**Exercise:** Quote the records word for word, from their first line up to and including the line that contains "y-tick-label: 80 [34,74,51,92]".

**Task material:**
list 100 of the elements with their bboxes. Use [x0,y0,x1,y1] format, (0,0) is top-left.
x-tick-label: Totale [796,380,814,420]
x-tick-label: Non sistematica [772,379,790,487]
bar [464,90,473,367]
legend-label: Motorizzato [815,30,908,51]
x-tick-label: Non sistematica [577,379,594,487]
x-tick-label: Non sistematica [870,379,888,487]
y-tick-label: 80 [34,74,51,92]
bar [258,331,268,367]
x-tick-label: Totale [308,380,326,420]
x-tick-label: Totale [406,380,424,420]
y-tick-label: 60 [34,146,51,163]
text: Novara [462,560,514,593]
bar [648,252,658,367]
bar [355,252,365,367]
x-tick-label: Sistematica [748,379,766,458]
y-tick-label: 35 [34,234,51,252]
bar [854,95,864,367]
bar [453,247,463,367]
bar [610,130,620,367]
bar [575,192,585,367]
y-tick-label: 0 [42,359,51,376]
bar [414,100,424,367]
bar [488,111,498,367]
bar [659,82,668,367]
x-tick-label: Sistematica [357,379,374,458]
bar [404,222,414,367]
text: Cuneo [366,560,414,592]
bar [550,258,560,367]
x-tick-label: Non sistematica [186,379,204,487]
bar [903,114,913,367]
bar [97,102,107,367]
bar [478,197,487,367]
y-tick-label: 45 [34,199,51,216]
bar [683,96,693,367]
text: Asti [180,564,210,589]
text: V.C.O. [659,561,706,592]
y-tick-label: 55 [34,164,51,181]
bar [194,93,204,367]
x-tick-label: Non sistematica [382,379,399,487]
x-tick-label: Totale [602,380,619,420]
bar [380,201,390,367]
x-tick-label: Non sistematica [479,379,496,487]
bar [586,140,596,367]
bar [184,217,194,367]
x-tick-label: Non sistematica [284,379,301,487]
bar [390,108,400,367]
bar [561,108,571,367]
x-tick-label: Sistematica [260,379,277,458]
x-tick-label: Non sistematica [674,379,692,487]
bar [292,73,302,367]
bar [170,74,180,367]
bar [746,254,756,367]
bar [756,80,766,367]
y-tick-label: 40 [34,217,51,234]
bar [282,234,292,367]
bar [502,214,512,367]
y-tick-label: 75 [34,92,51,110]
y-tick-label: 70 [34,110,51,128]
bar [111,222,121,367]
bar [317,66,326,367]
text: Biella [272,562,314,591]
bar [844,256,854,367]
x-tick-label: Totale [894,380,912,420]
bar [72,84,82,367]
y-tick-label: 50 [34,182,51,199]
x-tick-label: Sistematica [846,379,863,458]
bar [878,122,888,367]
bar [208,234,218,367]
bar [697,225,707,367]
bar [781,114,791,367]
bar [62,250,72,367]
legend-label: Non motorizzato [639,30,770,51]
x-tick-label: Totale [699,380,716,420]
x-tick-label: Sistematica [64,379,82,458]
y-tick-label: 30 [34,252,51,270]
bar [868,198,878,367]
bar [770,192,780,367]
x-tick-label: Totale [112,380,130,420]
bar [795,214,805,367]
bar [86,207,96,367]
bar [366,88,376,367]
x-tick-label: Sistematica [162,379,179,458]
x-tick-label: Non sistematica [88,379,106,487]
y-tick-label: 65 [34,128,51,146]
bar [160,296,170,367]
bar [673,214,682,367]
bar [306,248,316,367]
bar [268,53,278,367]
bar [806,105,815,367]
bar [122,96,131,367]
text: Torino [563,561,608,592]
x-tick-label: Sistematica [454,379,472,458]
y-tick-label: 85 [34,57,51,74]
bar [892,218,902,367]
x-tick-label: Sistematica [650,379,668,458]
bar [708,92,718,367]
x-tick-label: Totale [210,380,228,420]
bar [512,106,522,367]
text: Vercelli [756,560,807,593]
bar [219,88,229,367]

**Solution for this problem:**
list 100 of the elements with their bboxes. Use [x0,y0,x1,y1] format, (0,0) is top-left.
x-tick-label: Totale [796,380,814,420]
x-tick-label: Non sistematica [772,379,790,487]
bar [464,90,473,367]
legend-label: Motorizzato [815,30,908,51]
x-tick-label: Non sistematica [577,379,594,487]
x-tick-label: Non sistematica [870,379,888,487]
y-tick-label: 80 [34,74,51,92]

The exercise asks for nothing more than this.